### What to do
Can you pull out each line of the data below that includes the word "STELIB"?

++++++++++

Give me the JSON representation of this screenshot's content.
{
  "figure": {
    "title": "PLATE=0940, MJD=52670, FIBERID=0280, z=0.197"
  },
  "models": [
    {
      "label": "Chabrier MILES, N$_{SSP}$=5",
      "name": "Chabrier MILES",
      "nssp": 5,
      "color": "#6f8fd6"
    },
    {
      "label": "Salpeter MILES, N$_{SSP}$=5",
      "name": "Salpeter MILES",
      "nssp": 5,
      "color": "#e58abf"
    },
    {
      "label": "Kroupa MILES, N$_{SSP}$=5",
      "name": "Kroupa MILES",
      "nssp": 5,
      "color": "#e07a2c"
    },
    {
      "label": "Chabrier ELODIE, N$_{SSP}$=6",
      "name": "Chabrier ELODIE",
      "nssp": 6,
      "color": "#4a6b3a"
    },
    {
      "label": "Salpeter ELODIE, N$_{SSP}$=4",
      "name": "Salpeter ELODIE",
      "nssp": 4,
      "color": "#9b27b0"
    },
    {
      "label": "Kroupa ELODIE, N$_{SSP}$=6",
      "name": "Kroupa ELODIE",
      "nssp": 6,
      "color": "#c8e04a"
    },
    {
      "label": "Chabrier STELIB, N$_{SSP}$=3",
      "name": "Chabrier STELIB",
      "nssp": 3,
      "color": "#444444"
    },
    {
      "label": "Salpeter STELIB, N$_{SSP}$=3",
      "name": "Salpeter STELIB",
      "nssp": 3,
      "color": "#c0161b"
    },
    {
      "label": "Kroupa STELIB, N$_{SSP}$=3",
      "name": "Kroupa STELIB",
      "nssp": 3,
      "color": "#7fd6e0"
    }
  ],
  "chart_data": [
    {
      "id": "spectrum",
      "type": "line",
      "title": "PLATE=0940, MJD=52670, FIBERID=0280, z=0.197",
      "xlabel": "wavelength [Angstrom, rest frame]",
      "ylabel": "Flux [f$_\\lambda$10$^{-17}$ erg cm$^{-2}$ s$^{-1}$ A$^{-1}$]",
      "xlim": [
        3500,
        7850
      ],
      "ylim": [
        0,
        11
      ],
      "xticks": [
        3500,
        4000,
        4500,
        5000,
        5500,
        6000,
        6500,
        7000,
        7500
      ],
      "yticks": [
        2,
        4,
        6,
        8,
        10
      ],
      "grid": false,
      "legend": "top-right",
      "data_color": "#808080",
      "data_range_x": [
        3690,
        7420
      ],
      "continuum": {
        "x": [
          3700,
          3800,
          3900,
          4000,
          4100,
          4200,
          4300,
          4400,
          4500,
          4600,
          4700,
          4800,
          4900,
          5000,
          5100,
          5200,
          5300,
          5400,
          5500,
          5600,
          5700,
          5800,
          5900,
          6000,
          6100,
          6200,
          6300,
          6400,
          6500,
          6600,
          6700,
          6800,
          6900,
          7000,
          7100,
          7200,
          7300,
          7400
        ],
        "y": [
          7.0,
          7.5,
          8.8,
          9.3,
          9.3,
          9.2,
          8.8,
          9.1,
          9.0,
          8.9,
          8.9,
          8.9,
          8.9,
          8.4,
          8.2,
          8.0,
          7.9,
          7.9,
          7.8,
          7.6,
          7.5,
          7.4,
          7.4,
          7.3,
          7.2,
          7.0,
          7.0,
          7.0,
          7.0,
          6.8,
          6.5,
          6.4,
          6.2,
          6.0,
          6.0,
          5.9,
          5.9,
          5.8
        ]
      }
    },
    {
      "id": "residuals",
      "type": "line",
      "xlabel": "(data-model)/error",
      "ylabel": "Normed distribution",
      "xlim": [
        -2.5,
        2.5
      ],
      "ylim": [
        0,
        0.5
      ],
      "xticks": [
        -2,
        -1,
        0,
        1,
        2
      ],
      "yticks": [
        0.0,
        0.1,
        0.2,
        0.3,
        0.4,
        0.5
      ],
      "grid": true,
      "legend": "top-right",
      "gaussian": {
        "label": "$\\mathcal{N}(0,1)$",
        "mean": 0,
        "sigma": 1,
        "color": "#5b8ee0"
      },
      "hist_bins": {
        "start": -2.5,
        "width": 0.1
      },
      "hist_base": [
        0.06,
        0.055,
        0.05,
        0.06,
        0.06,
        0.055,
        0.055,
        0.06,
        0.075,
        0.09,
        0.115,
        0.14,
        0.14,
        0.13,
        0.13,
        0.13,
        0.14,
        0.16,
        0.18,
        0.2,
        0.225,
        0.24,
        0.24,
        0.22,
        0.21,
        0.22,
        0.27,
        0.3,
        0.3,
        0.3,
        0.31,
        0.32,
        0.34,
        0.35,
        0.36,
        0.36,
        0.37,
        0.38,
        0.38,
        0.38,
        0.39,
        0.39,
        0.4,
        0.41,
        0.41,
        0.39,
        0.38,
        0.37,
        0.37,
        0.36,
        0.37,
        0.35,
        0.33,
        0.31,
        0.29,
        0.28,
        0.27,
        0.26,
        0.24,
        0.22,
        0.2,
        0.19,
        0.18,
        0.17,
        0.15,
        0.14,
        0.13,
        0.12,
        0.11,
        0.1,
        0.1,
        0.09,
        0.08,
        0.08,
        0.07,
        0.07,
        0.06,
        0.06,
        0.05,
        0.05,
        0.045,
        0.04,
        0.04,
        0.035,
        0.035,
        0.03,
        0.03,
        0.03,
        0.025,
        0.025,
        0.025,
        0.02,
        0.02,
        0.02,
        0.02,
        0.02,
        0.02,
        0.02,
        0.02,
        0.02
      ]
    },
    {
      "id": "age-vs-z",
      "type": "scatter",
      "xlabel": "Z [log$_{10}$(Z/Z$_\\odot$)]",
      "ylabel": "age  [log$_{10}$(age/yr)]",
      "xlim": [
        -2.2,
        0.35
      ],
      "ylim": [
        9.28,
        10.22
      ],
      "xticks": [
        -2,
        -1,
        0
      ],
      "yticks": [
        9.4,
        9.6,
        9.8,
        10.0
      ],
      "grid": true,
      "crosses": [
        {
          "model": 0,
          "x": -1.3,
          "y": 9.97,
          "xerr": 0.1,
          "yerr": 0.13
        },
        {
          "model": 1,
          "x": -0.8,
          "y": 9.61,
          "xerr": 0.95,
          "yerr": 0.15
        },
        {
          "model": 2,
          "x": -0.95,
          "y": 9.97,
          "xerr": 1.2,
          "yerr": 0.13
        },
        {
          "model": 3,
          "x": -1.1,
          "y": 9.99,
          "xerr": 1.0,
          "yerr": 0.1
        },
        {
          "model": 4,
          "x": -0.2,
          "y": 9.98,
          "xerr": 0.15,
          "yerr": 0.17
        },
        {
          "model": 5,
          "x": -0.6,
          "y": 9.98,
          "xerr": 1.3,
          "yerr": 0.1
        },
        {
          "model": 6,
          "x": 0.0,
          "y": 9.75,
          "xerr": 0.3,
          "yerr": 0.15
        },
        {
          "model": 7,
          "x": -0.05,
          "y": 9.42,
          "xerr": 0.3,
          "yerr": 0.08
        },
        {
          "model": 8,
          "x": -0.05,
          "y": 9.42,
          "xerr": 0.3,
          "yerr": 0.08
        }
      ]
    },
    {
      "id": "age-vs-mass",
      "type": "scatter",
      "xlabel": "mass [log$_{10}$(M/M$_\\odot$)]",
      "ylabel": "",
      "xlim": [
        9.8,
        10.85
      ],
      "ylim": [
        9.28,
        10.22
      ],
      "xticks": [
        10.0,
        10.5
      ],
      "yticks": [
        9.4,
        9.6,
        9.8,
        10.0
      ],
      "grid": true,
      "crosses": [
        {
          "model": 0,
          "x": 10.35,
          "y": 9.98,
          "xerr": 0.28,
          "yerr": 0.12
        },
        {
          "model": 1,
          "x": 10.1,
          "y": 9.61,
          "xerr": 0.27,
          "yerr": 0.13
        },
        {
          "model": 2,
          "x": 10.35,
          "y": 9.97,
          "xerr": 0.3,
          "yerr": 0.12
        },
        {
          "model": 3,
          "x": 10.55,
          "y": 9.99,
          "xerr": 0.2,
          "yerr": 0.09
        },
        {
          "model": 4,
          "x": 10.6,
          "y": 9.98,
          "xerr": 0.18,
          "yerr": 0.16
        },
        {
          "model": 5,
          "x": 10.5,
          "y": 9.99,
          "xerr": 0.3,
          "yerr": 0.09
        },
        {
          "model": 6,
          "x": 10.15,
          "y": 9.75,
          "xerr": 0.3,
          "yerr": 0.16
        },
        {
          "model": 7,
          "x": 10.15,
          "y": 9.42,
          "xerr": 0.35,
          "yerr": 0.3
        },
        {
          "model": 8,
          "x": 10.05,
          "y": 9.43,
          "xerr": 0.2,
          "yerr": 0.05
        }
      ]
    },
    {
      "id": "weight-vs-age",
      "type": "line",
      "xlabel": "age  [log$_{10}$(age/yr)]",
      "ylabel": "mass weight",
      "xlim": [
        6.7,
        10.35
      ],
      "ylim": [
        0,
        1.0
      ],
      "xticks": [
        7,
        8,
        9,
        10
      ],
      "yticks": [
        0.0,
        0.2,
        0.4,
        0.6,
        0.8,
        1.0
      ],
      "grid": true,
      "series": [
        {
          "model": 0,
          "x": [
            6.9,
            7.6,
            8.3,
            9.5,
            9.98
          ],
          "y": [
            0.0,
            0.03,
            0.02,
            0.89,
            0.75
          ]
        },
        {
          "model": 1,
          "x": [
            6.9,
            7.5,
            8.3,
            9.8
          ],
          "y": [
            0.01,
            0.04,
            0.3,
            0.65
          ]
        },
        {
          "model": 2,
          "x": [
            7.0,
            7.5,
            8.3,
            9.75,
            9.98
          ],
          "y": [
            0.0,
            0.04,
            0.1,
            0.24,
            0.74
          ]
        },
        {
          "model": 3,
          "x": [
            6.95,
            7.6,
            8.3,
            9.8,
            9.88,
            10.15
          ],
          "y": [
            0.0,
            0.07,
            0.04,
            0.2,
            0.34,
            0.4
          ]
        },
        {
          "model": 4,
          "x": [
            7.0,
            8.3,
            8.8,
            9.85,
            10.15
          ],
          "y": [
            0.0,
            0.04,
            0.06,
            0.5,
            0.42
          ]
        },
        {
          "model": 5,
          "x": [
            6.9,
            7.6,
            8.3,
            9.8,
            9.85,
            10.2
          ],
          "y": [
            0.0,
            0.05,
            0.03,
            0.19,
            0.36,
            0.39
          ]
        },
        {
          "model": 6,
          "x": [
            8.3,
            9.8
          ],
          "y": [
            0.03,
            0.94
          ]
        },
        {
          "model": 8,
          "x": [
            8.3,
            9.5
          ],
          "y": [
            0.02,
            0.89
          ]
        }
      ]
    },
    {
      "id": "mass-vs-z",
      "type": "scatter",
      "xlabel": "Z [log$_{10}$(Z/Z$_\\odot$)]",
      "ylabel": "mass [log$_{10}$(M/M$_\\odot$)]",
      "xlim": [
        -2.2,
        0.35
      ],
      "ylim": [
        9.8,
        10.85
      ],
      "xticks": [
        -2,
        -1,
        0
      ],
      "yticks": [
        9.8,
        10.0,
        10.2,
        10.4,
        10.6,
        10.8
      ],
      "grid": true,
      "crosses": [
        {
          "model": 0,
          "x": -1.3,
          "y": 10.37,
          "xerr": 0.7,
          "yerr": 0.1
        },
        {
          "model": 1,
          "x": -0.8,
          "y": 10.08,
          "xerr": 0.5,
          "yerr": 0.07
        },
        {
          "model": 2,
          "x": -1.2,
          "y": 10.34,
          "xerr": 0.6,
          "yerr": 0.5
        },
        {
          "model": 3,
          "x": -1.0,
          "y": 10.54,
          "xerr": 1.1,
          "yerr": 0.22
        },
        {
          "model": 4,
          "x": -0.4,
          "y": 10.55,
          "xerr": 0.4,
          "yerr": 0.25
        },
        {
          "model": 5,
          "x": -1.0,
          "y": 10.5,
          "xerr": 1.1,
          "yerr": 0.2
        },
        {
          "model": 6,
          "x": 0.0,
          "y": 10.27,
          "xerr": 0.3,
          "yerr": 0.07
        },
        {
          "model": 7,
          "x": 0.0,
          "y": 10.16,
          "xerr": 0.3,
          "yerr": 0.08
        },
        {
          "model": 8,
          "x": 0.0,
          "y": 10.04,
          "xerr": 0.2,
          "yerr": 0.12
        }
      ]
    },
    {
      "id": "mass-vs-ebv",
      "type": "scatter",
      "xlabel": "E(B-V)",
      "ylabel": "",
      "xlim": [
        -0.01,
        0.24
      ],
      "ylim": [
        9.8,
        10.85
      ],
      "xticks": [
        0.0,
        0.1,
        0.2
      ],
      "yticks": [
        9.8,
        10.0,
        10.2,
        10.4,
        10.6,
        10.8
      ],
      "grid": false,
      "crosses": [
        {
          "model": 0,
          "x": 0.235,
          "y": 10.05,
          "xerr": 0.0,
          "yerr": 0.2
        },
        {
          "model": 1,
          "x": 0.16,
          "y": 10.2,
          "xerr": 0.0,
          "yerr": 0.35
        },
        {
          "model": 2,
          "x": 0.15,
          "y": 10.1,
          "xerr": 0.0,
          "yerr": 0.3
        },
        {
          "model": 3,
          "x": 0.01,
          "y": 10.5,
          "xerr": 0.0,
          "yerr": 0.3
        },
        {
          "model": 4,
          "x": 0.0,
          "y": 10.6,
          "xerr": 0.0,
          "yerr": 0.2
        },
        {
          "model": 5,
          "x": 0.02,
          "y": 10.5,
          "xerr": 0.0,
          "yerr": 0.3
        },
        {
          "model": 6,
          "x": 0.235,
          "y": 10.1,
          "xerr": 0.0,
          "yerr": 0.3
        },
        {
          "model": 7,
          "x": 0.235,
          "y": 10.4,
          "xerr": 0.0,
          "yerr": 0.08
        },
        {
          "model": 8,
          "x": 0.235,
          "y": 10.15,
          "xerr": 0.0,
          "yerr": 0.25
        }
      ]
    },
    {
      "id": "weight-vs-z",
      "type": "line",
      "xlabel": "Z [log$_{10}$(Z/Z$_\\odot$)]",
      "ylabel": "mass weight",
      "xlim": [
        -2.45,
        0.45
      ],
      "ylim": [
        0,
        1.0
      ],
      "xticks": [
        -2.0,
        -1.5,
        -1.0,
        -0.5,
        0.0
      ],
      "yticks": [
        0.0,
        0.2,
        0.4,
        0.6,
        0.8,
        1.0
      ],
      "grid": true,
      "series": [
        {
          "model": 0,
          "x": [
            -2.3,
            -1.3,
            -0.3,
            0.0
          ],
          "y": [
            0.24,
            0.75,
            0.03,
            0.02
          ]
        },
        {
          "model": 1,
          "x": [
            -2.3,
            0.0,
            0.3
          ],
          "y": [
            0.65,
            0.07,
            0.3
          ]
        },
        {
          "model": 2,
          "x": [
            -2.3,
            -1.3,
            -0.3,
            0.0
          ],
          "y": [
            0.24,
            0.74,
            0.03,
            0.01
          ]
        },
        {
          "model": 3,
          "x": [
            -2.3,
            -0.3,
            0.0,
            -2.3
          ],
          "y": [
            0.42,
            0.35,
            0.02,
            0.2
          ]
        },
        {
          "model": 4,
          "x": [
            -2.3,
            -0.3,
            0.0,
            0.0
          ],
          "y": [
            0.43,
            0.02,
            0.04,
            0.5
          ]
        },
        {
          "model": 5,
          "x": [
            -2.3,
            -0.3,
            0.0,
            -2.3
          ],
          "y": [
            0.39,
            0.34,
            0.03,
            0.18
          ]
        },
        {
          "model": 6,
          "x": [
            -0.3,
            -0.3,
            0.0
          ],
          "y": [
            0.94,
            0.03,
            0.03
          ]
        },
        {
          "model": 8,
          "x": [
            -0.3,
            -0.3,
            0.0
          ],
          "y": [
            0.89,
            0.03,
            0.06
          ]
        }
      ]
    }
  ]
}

++++++++++

### The answer
      "label": "Chabrier STELIB, N$_{SSP}$=3",
      "name": "Chabrier STELIB",
      "label": "Salpeter STELIB, N$_{SSP}$=3",
      "name": "Salpeter STELIB",
      "label": "Kroupa STELIB, N$_{SSP}$=3",
      "name": "Kroupa STELIB",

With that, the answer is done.